## REQUIRED WORK
Reproduce all the entries precisely.
Start RECORDS TO PROCESS
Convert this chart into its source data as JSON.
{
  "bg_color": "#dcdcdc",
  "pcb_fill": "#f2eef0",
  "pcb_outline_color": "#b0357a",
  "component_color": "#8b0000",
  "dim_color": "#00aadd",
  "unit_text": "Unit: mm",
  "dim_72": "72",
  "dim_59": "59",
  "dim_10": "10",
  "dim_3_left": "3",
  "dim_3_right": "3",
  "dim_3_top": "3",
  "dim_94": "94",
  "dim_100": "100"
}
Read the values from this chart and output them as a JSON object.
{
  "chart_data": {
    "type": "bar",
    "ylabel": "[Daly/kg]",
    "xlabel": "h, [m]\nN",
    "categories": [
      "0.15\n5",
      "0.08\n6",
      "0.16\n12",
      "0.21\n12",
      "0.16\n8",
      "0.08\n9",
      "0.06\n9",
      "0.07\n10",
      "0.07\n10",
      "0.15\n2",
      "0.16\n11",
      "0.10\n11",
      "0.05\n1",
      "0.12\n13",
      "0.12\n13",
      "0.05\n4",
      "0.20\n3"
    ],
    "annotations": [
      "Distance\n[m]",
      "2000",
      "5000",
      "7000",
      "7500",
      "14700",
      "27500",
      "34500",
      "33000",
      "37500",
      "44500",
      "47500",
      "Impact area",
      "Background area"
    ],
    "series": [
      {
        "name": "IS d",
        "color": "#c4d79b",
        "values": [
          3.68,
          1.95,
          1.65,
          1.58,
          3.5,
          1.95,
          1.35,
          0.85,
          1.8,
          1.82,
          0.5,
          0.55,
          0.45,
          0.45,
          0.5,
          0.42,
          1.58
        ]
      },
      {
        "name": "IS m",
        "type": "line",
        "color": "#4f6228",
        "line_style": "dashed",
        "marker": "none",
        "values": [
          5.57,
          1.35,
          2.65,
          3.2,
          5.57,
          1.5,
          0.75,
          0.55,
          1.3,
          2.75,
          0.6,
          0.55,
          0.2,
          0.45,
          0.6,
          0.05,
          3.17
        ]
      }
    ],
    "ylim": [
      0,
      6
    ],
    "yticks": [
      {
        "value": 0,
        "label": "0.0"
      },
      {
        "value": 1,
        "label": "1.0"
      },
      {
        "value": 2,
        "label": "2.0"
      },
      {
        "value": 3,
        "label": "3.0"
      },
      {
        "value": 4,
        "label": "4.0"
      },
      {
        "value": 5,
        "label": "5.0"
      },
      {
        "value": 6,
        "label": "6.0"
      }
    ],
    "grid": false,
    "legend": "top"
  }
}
End RECORDS TO PROCESS
## EXERCISE RESULT
Convert this chart into its source data as JSON.
{
  "bg_color": "#dcdcdc",
  "pcb_fill": "#f2eef0",
  "pcb_outline_color": "#b0357a",
  "component_color": "#8b0000",
  "dim_color": "#00aadd",
  "unit_text": "Unit: mm",
  "dim_72": "72",
  "dim_59": "59",
  "dim_10": "10",
  "dim_3_left": "3",
  "dim_3_right": "3",
  "dim_3_top": "3",
  "dim_94": "94",
  "dim_100": "100"
}
Read the values from this chart and output them as a JSON object.
{
  "chart_data": {
    "type": "bar",
    "ylabel": "[Daly/kg]",
    "xlabel": "h, [m]\nN",
    "categories": [
      "0.15\n5",
      "0.08\n6",
      "0.16\n12",
      "0.21\n12",
      "0.16\n8",
      "0.08\n9",
      "0.06\n9",
      "0.07\n10",
      "0.07\n10",
      "0.15\n2",
      "0.16\n11",
      "0.10\n11",
      "0.05\n1",
      "0.12\n13",
      "0.12\n13",
      "0.05\n4",
      "0.20\n3"
    ],
    "annotations": [
      "Distance\n[m]",
      "2000",
      "5000",
      "7000",
      "7500",
      "14700",
      "27500",
      "34500",
      "33000",
      "37500",
      "44500",
      "47500",
      "Impact area",
      "Background area"
    ],
    "series": [
      {
        "name": "IS d",
        "color": "#c4d79b",
        "values": [
          3.68,
          1.95,
          1.65,
          1.58,
          3.5,
          1.95,
          1.35,
          0.85,
          1.8,
          1.82,
          0.5,
          0.55,
          0.45,
          0.45,
          0.5,
          0.42,
          1.58
        ]
      },
      {
        "name": "IS m",
        "type": "line",
        "color": "#4f6228",
        "line_style": "dashed",
        "marker": "none",
        "values": [
          5.57,
          1.35,
          2.65,
          3.2,
          5.57,
          1.5,
          0.75,
          0.55,
          1.3,
          2.75,
          0.6,
          0.55,
          0.2,
          0.45,
          0.6,
          0.05,
          3.17
        ]
      }
    ],
    "ylim": [
      0,
      6
    ],
    "yticks": [
      {
        "value": 0,
        "label": "0.0"
      },
      {
        "value": 1,
        "label": "1.0"
      },
      {
        "value": 2,
        "label": "2.0"
      },
      {
        "value": 3,
        "label": "3.0"
      },
      {
        "value": 4,
        "label": "4.0"
      },
      {
        "value": 5,
        "label": "5.0"
      },
      {
        "value": 6,
        "label": "6.0"
      }
    ],
    "grid": false,
    "legend": "top"
  }
}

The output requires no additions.